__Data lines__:
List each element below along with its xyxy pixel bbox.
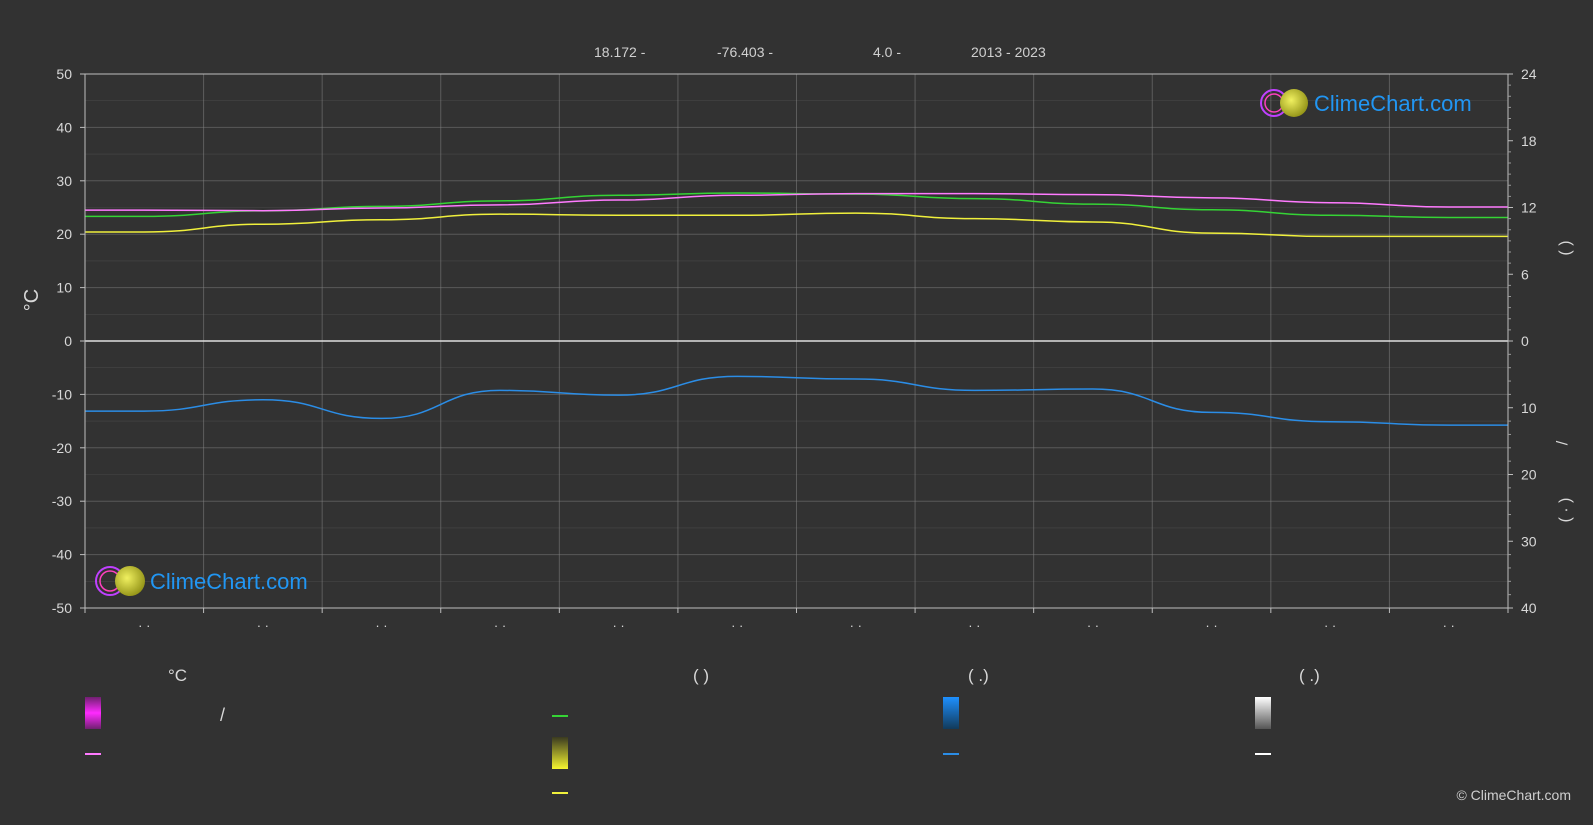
- x-tick-label: · ·: [138, 618, 150, 633]
- chart-lines: [84, 192, 1508, 426]
- legend-temp-row-label: /: [220, 705, 226, 725]
- left-tick-label: -20: [52, 440, 72, 456]
- header-longitude: -76.403 -: [717, 44, 774, 60]
- x-tick-label: · ·: [1205, 618, 1217, 633]
- right-tick-label: 18: [1521, 133, 1537, 149]
- x-tick-label: · ·: [850, 618, 862, 633]
- x-tick-label: · ·: [257, 618, 269, 633]
- legend-title-rain: ( .): [968, 666, 989, 685]
- right-tick-label: 24: [1521, 66, 1537, 82]
- left-tick-label: -10: [52, 386, 72, 402]
- left-tick-label: 40: [56, 119, 72, 135]
- right-axis-separator: /: [1552, 441, 1569, 446]
- legend-swatch-sunshine-mean: [552, 792, 568, 794]
- x-tick-label: · ·: [1087, 618, 1099, 633]
- sunshine-line: [84, 212, 1508, 238]
- legend-title-snow: ( .): [1299, 666, 1320, 685]
- legend-swatch-snow-mean: [1255, 753, 1271, 755]
- legend-swatch-rain: [943, 697, 959, 729]
- right-tick-label: 30: [1521, 533, 1537, 549]
- legend-swatch-temp-mean: [85, 753, 101, 755]
- legend-swatch-sunshine: [552, 737, 568, 769]
- legend-swatch-snow: [1255, 697, 1271, 729]
- header-elevation: 4.0 -: [873, 44, 902, 60]
- header-years: 2013 - 2023: [971, 44, 1046, 60]
- watermark-logo-top: ClimeChart.com: [1260, 89, 1472, 117]
- right-tick-label: 10: [1521, 400, 1537, 416]
- watermark-text-top: ClimeChart.com: [1314, 91, 1472, 116]
- right-tick-label: 0: [1521, 333, 1529, 349]
- precipitation-line: [85, 375, 1508, 426]
- left-tick-label: 20: [56, 226, 72, 242]
- x-tick-label: · ·: [612, 618, 624, 633]
- legend-swatch-rain-mean: [943, 753, 959, 755]
- right-axis-top-unit: ( ): [1558, 240, 1575, 255]
- legend-swatch-temp-range: [85, 697, 101, 729]
- x-tick-label: · ·: [1324, 618, 1336, 633]
- x-tick-label: · ·: [375, 618, 387, 633]
- legend-title-temperature: °C: [168, 666, 188, 685]
- left-axis-label: °C: [21, 289, 43, 311]
- watermark-text-bottom: ClimeChart.com: [150, 569, 308, 594]
- x-tick-label: · ·: [494, 618, 506, 633]
- x-tick-label: · ·: [1443, 618, 1455, 633]
- header-latitude: 18.172 -: [594, 44, 646, 60]
- right-tick-label: 40: [1521, 600, 1537, 616]
- temperature-mean-line: [84, 192, 1508, 212]
- right-axis-bottom-unit: ( · ): [1558, 498, 1575, 523]
- x-tick-label: · ·: [968, 618, 980, 633]
- copyright: © ClimeChart.com: [1456, 787, 1571, 803]
- left-tick-label: -40: [52, 547, 72, 563]
- right-tick-label: 6: [1521, 266, 1529, 282]
- left-tick-label: 30: [56, 173, 72, 189]
- chart-axes: 50 40 30 20 10 0 -10 -20 -30 -40 -50 24 18 12 6 0 10 20 30…: [52, 66, 1537, 633]
- right-tick-label: 20: [1521, 467, 1537, 483]
- legend-swatch-daylight: [552, 715, 568, 717]
- left-tick-label: 50: [56, 66, 72, 82]
- right-tick-label: 12: [1521, 200, 1537, 216]
- left-tick-label: -50: [52, 600, 72, 616]
- legend-title-sun: ( ): [693, 666, 710, 685]
- left-tick-label: 0: [64, 333, 72, 349]
- watermark-logo-bottom: ClimeChart.com: [95, 566, 308, 596]
- left-tick-label: -30: [52, 493, 72, 509]
- x-tick-label: · ·: [731, 618, 743, 633]
- left-tick-label: 10: [56, 280, 72, 296]
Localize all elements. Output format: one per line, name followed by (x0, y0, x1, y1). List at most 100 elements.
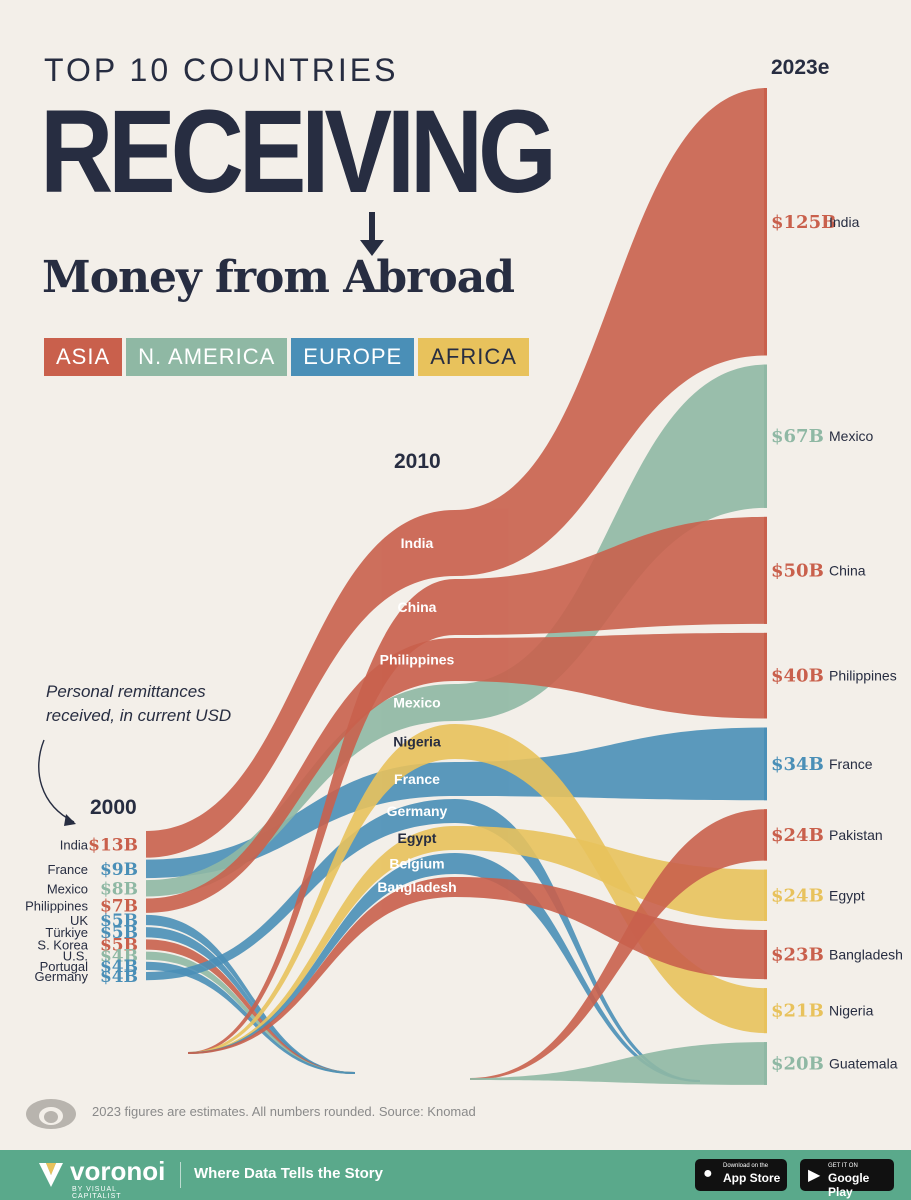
note-arrow-line (38, 739, 75, 823)
value-2000-portugal: $4B (100, 957, 138, 977)
label-2000-mexico: Mexico (47, 881, 88, 896)
legend-north-america: N. AMERICA (126, 338, 288, 376)
year-label-2000: 2000 (90, 796, 137, 819)
flow-exit-portugal-2000 (146, 961, 355, 1074)
label-2023e-china: China (829, 562, 866, 578)
flow-china (188, 516, 767, 1054)
flow-entry-pakistan-2023e (470, 809, 767, 1080)
label-2000-uk: UK (70, 913, 88, 928)
google-play-text: Google Play (828, 1171, 870, 1199)
app-store-small-text: Download on the (723, 1163, 769, 1169)
label-2023e-nigeria: Nigeria (829, 1003, 874, 1019)
value-2000-s-korea: $5B (100, 935, 138, 955)
label-2023e-mexico: Mexico (829, 428, 874, 444)
value-2000-france: $9B (100, 860, 138, 880)
flow-layer (146, 88, 767, 1085)
apple-icon: ● (703, 1165, 713, 1182)
value-2000-uk: $5B (100, 911, 138, 931)
endcap-nigeria (764, 988, 767, 1034)
flow-portugal (146, 961, 355, 1074)
flow-entry-china-2010 (188, 579, 455, 1054)
label-2000-germany: Germany (35, 969, 89, 984)
app-store-text: App Store (723, 1171, 781, 1185)
value-2000-mexico: $8B (100, 879, 138, 899)
source-icon (26, 1099, 76, 1129)
label-2010-india: India (401, 535, 434, 551)
footer-tagline: Where Data Tells the Story (194, 1165, 383, 1182)
value-2000-t-rkiye: $5B (100, 923, 138, 943)
flow-india (146, 88, 767, 858)
title-arrow-head (360, 240, 384, 256)
value-2000-philippines: $7B (100, 897, 138, 917)
flow-segment-bangladesh-2010-2023e (455, 877, 767, 980)
brand-name: voronoi (70, 1156, 166, 1186)
flow-exit-belgium-2010 (455, 853, 700, 1082)
endcap-mexico (764, 364, 767, 508)
flow-entry-guatemala-2023e (470, 1042, 767, 1085)
value-2000-germany: $4B (100, 967, 138, 987)
label-2010-bangladesh: Bangladesh (377, 879, 456, 895)
flow-segment-india-2000-2010 (146, 510, 455, 858)
note-arrow-head (64, 814, 76, 826)
chart-note: Personal remittances received, in curren… (46, 680, 231, 728)
label-2023e-pakistan: Pakistan (829, 827, 883, 843)
flow-exit-s-korea-2000 (146, 939, 355, 1074)
flow-segment-mexico-2010-2023e (455, 364, 767, 721)
brand-subtitle: BY VISUAL CAPITALIST (72, 1186, 122, 1200)
flow-philippines (146, 632, 767, 913)
value-2000-india: $13B (88, 835, 138, 855)
label-2000-philippines: Philippines (25, 899, 88, 914)
endcap-france (764, 727, 767, 801)
label-2010-nigeria: Nigeria (393, 734, 441, 750)
app-store-button[interactable]: ● Download on the App Store (695, 1159, 787, 1191)
google-play-small-text: GET IT ON (828, 1163, 858, 1169)
flow-guatemala (470, 1042, 767, 1085)
region-legend: ASIA N. AMERICA EUROPE AFRICA (44, 338, 533, 376)
label-2000-t-rkiye: Türkiye (45, 925, 88, 940)
flow-segment-egypt-2010-2023e (455, 826, 767, 921)
flow-exit-uk-2000 (146, 914, 355, 1074)
flow-t-rkiye (146, 927, 355, 1074)
label-2010-philippines: Philippines (380, 652, 455, 668)
google-play-button[interactable]: ▶ GET IT ON Google Play (800, 1159, 894, 1199)
endcap-egypt (764, 869, 767, 921)
value-2023e-france: $34B (771, 754, 824, 775)
value-2023e-philippines: $40B (771, 666, 824, 687)
label-2010-france: France (394, 771, 440, 787)
value-2023e-pakistan: $24B (771, 825, 824, 846)
flow-egypt (188, 826, 767, 1054)
label-2000-france: France (48, 862, 88, 877)
flow-exit-t-rkiye-2000 (146, 927, 355, 1074)
value-2023e-china: $50B (771, 560, 824, 581)
flow-pakistan (470, 809, 767, 1080)
footer-divider (180, 1162, 181, 1188)
endcap-bangladesh (764, 929, 767, 980)
label-2000-india: India (60, 837, 89, 852)
value-2023e-mexico: $67B (771, 426, 824, 447)
label-2023e-bangladesh: Bangladesh (829, 947, 903, 963)
note-line-1: Personal remittances (46, 682, 206, 701)
value-2023e-bangladesh: $23B (771, 945, 824, 966)
endcap-pakistan (764, 809, 767, 861)
google-play-icon: ▶ (808, 1167, 821, 1184)
value-2023e-india: $125B (771, 212, 836, 233)
value-2023e-guatemala: $20B (771, 1054, 824, 1075)
label-2023e-france: France (829, 756, 873, 772)
note-line-2: received, in current USD (46, 706, 232, 725)
value-2023e-egypt: $24B (771, 885, 824, 906)
page-subtitle: Money from Abroad (42, 252, 515, 303)
footer-bar: voronoi BY VISUAL CAPITALIST Where Data … (0, 1150, 911, 1200)
flow-exit-germany-2010 (455, 799, 700, 1082)
label-2010-mexico: Mexico (393, 695, 440, 711)
label-2000-u-s: U.S. (63, 949, 88, 964)
label-2000-s-korea: S. Korea (37, 937, 88, 952)
flow-entry-egypt-2010 (188, 826, 455, 1054)
flow-segment-philippines-2000-2010 (146, 638, 455, 913)
value-2000-u-s: $4B (100, 947, 138, 967)
page-title: RECEIVING (40, 86, 557, 218)
flow-bangladesh (188, 877, 767, 1054)
pre-title: TOP 10 COUNTRIES (44, 52, 399, 88)
endcap-china (764, 516, 767, 624)
flow-segment-india-2010-2023e (455, 88, 767, 576)
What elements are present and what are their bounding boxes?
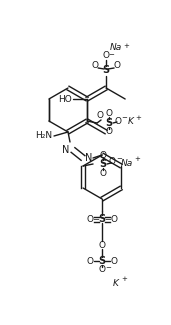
Text: =: = xyxy=(93,214,100,223)
Text: O: O xyxy=(115,116,122,125)
Text: +: + xyxy=(123,43,129,49)
Text: O: O xyxy=(106,110,113,119)
Text: O: O xyxy=(100,168,107,177)
Text: Na: Na xyxy=(110,44,122,53)
Text: HO: HO xyxy=(58,95,72,103)
Text: −: − xyxy=(105,265,111,271)
Text: O: O xyxy=(87,256,94,266)
Text: O: O xyxy=(109,158,116,166)
Text: O: O xyxy=(99,266,106,275)
Text: −: − xyxy=(121,115,127,121)
Text: −: − xyxy=(116,156,122,162)
Text: +: + xyxy=(135,115,141,121)
Text: N: N xyxy=(62,145,70,155)
Text: −: − xyxy=(108,52,114,58)
Text: O: O xyxy=(97,111,104,121)
Text: K: K xyxy=(113,279,119,288)
Text: O: O xyxy=(114,61,121,71)
Text: N: N xyxy=(85,153,93,163)
Text: O: O xyxy=(87,214,94,224)
Text: O: O xyxy=(92,61,99,71)
Text: O: O xyxy=(106,127,113,136)
Text: +: + xyxy=(134,156,140,162)
Text: H₂N: H₂N xyxy=(35,132,52,140)
Text: K: K xyxy=(128,118,134,126)
Text: S: S xyxy=(98,256,106,266)
Text: O: O xyxy=(100,150,107,160)
Text: S: S xyxy=(100,159,107,169)
Text: S: S xyxy=(103,65,110,75)
Text: S: S xyxy=(98,214,106,224)
Text: O: O xyxy=(111,214,118,224)
Text: O: O xyxy=(99,240,106,250)
Text: +: + xyxy=(121,276,127,282)
Text: O: O xyxy=(103,51,110,60)
Text: Na: Na xyxy=(121,159,133,167)
Text: O: O xyxy=(111,256,118,266)
Text: =: = xyxy=(105,214,112,223)
Text: S: S xyxy=(106,118,113,128)
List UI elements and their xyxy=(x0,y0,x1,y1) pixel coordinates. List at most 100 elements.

__Given problem__:
Please output the records from the line with "Text: =: = xyxy=(93,214,100,223)" up to and including the line with "Text: O: O xyxy=(87,256,94,266)" as a Markdown table with columns Row and Line, leaving out blank lines.

__Output of the exercise__:
| Row | Line |
|---|---|
| 1 | Text: =: = xyxy=(93,214,100,223) |
| 2 | Text: O: O xyxy=(115,116,122,125) |
| 3 | Text: +: + xyxy=(123,43,129,49) |
| 4 | Text: O: O xyxy=(106,110,113,119) |
| 5 | Text: O: O xyxy=(100,168,107,177) |
| 6 | Text: Na: Na xyxy=(110,44,122,53) |
| 7 | Text: HO: HO xyxy=(58,95,72,103) |
| 8 | Text: −: − xyxy=(105,265,111,271) |
| 9 | Text: O: O xyxy=(87,256,94,266) |